**SHORT TASK:** Copy out each line in the material below that has the word "water".

**TASK INPUT:**
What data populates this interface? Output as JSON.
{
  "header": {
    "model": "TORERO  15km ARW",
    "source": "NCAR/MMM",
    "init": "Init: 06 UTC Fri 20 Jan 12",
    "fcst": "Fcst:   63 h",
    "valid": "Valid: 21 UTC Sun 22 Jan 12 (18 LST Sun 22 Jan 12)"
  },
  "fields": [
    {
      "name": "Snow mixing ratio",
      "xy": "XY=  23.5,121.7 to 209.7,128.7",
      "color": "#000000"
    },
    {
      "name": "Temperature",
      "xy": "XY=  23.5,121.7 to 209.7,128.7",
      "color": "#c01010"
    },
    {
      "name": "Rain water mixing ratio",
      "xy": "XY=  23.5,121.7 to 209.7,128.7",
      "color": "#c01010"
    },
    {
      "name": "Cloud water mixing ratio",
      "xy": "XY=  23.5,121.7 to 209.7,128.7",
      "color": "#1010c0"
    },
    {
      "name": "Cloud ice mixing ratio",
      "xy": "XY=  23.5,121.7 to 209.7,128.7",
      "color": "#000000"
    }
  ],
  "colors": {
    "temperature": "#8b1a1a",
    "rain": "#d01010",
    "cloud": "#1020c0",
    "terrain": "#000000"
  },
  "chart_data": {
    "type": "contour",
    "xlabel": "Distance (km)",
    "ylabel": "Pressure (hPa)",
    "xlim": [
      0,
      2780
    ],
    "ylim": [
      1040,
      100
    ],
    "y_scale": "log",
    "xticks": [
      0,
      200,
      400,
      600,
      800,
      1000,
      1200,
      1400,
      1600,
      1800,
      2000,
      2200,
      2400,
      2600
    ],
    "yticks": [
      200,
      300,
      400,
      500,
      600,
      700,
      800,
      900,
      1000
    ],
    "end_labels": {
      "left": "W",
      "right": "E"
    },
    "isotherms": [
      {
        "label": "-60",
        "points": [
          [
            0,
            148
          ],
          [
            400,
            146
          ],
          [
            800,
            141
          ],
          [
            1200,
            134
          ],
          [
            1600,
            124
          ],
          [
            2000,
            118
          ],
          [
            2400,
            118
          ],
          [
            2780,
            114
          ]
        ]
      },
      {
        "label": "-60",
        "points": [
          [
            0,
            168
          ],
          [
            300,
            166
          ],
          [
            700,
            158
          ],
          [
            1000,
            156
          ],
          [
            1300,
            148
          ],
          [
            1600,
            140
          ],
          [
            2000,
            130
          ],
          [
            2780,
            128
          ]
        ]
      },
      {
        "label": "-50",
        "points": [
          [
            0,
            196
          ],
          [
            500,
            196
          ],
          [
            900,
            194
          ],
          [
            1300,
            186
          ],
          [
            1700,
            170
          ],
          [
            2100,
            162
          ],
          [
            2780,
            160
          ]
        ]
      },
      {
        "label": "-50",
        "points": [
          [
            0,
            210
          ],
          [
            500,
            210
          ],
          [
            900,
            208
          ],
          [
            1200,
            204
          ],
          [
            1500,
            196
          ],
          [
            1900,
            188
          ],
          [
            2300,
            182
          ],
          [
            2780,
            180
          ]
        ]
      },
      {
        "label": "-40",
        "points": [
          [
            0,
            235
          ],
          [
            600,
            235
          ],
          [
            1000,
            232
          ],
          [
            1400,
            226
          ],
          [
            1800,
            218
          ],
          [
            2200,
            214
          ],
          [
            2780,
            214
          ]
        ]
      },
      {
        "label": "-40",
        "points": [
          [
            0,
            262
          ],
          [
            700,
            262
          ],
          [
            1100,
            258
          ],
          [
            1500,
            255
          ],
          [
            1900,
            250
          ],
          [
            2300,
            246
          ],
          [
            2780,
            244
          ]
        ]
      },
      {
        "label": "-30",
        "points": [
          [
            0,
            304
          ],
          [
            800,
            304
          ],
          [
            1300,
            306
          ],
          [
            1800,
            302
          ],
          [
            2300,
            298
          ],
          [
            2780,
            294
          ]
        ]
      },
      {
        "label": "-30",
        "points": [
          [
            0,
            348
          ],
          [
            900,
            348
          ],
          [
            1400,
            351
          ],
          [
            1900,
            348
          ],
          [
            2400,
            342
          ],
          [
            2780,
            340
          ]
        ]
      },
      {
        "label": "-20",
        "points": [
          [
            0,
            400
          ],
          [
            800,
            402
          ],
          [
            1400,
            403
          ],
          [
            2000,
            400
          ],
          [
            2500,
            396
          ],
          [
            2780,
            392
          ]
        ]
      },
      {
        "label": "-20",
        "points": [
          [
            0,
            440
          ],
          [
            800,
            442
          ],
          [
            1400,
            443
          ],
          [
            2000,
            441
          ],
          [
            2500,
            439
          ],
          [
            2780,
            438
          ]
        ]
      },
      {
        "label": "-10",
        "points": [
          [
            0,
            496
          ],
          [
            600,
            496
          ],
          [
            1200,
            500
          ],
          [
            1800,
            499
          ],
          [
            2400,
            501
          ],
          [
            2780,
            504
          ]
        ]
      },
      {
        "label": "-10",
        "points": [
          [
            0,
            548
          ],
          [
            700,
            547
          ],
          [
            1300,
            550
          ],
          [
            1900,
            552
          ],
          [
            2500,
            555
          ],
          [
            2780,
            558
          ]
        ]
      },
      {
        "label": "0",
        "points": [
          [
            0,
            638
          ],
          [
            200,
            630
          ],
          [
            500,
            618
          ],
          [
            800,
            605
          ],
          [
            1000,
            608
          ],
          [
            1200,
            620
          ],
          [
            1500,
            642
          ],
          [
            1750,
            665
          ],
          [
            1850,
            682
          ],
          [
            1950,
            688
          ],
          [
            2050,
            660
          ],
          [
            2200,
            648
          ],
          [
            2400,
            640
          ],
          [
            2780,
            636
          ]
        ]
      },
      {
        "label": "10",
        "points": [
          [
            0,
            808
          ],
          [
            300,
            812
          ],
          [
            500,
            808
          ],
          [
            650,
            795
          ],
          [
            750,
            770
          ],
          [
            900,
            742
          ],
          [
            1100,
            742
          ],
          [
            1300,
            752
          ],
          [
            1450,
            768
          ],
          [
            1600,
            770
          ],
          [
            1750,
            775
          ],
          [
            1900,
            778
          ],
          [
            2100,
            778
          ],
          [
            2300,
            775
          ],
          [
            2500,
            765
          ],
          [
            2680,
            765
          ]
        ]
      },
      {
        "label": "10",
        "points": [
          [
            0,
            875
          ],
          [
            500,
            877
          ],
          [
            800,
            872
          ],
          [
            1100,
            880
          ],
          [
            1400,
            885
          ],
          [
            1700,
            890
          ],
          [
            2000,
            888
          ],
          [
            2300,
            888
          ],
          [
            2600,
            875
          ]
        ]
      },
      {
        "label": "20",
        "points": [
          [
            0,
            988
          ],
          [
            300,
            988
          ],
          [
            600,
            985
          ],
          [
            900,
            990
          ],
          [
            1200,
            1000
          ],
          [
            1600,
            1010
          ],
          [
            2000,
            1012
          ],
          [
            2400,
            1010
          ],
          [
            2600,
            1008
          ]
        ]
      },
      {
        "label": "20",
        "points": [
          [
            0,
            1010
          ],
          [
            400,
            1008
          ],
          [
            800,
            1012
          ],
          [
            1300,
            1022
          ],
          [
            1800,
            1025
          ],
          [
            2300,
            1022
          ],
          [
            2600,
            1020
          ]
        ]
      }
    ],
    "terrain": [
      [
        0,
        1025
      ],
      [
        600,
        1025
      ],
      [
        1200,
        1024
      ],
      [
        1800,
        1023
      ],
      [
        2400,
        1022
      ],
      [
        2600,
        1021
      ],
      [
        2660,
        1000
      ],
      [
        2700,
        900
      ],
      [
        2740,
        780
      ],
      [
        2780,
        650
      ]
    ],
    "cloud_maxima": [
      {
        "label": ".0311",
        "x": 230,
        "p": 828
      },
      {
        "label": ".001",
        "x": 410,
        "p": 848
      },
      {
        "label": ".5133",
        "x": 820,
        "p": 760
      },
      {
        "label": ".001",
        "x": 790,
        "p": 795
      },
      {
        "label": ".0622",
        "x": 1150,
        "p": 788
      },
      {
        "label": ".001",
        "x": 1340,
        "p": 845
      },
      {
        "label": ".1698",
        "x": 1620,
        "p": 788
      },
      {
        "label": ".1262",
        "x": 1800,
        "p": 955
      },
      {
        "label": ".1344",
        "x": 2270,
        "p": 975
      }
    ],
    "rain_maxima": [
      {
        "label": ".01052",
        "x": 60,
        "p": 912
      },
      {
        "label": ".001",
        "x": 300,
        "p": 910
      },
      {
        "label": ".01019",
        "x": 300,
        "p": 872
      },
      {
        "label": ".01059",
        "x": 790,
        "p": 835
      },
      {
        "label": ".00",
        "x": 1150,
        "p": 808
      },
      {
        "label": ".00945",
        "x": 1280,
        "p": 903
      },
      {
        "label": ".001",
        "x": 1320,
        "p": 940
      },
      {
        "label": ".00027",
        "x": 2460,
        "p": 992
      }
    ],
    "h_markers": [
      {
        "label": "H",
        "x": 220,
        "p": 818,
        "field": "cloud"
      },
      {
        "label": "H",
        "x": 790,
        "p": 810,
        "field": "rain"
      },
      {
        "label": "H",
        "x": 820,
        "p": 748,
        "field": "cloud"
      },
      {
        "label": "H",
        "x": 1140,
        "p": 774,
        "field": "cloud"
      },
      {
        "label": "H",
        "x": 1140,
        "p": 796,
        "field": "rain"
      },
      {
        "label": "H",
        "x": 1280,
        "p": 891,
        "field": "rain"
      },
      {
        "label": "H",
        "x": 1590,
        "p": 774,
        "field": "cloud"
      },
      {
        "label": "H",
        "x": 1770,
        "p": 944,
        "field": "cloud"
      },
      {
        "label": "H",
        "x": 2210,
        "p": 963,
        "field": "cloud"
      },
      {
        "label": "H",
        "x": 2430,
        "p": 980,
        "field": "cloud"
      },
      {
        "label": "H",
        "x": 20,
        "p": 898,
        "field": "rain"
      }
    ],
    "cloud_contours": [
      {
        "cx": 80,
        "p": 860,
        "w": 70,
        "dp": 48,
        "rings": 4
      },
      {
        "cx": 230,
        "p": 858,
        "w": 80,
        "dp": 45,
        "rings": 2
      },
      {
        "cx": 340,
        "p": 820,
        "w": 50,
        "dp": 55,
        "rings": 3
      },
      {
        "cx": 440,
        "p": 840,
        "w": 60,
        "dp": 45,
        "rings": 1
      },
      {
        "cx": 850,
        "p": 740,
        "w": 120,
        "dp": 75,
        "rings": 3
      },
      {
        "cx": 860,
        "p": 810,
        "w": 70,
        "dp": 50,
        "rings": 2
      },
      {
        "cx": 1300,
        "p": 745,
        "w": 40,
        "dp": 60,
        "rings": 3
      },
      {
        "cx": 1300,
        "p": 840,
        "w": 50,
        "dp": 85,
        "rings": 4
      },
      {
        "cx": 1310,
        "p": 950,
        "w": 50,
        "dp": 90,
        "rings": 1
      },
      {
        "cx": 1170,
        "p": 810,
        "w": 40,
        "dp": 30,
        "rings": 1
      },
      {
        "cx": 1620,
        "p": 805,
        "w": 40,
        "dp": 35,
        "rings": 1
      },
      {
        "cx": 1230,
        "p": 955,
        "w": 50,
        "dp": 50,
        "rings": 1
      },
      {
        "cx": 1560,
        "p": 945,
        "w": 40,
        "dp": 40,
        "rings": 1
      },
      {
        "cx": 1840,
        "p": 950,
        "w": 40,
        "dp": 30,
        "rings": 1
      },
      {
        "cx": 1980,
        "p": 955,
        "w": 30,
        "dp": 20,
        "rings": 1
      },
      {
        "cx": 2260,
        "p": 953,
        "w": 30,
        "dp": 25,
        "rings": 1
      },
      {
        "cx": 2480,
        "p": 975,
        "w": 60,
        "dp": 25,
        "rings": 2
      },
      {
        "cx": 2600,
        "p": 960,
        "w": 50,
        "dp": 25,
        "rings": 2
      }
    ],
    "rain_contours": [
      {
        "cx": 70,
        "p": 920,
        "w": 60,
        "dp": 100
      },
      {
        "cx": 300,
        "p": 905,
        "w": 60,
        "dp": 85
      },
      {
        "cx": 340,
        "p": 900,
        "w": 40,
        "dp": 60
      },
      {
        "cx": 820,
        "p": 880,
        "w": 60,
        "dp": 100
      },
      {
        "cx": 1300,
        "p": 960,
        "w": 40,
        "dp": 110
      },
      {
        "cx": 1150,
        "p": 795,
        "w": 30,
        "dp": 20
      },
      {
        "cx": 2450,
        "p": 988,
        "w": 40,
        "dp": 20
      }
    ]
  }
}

**REPLY TO THE EXERCISE:**
      "name": "Rain water mixing ratio",
      "name": "Cloud water mixing ratio",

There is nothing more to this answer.